## PROMPT
Every entry needs to be reproduced exactly.
— start of SOURCE MATERIAL —
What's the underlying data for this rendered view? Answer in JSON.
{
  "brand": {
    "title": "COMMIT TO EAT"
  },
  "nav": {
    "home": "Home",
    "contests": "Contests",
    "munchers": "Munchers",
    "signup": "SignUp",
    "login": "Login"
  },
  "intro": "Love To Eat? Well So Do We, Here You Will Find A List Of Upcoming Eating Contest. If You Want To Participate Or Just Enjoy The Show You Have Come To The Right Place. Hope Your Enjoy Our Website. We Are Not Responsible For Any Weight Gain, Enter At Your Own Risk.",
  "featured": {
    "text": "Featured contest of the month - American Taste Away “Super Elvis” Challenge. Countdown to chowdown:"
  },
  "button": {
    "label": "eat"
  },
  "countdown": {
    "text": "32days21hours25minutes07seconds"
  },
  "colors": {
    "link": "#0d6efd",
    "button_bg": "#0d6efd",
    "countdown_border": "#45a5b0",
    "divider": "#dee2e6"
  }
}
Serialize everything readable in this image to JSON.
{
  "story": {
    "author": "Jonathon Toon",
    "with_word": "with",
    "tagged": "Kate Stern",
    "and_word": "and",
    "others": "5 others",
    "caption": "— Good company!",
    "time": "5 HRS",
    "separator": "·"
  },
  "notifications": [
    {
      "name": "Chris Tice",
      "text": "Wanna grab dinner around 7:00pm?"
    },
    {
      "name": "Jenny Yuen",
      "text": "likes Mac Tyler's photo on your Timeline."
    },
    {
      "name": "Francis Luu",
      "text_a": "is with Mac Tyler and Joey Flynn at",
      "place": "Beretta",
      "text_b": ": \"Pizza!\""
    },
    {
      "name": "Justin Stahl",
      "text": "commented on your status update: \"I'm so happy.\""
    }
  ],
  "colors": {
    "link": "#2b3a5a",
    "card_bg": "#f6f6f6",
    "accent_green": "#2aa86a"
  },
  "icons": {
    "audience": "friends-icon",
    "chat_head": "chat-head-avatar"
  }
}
— end of SOURCE MATERIAL —
## RESULT FOR THIS TASK
What's the underlying data for this rendered view? Answer in JSON.
{
  "brand": {
    "title": "COMMIT TO EAT"
  },
  "nav": {
    "home": "Home",
    "contests": "Contests",
    "munchers": "Munchers",
    "signup": "SignUp",
    "login": "Login"
  },
  "intro": "Love To Eat? Well So Do We, Here You Will Find A List Of Upcoming Eating Contest. If You Want To Participate Or Just Enjoy The Show You Have Come To The Right Place. Hope Your Enjoy Our Website. We Are Not Responsible For Any Weight Gain, Enter At Your Own Risk.",
  "featured": {
    "text": "Featured contest of the month - American Taste Away “Super Elvis” Challenge. Countdown to chowdown:"
  },
  "button": {
    "label": "eat"
  },
  "countdown": {
    "text": "32days21hours25minutes07seconds"
  },
  "colors": {
    "link": "#0d6efd",
    "button_bg": "#0d6efd",
    "countdown_border": "#45a5b0",
    "divider": "#dee2e6"
  }
}
Serialize everything readable in this image to JSON.
{
  "story": {
    "author": "Jonathon Toon",
    "with_word": "with",
    "tagged": "Kate Stern",
    "and_word": "and",
    "others": "5 others",
    "caption": "— Good company!",
    "time": "5 HRS",
    "separator": "·"
  },
  "notifications": [
    {
      "name": "Chris Tice",
      "text": "Wanna grab dinner around 7:00pm?"
    },
    {
      "name": "Jenny Yuen",
      "text": "likes Mac Tyler's photo on your Timeline."
    },
    {
      "name": "Francis Luu",
      "text_a": "is with Mac Tyler and Joey Flynn at",
      "place": "Beretta",
      "text_b": ": \"Pizza!\""
    },
    {
      "name": "Justin Stahl",
      "text": "commented on your status update: \"I'm so happy.\""
    }
  ],
  "colors": {
    "link": "#2b3a5a",
    "card_bg": "#f6f6f6",
    "accent_green": "#2aa86a"
  },
  "icons": {
    "audience": "friends-icon",
    "chat_head": "chat-head-avatar"
  }
}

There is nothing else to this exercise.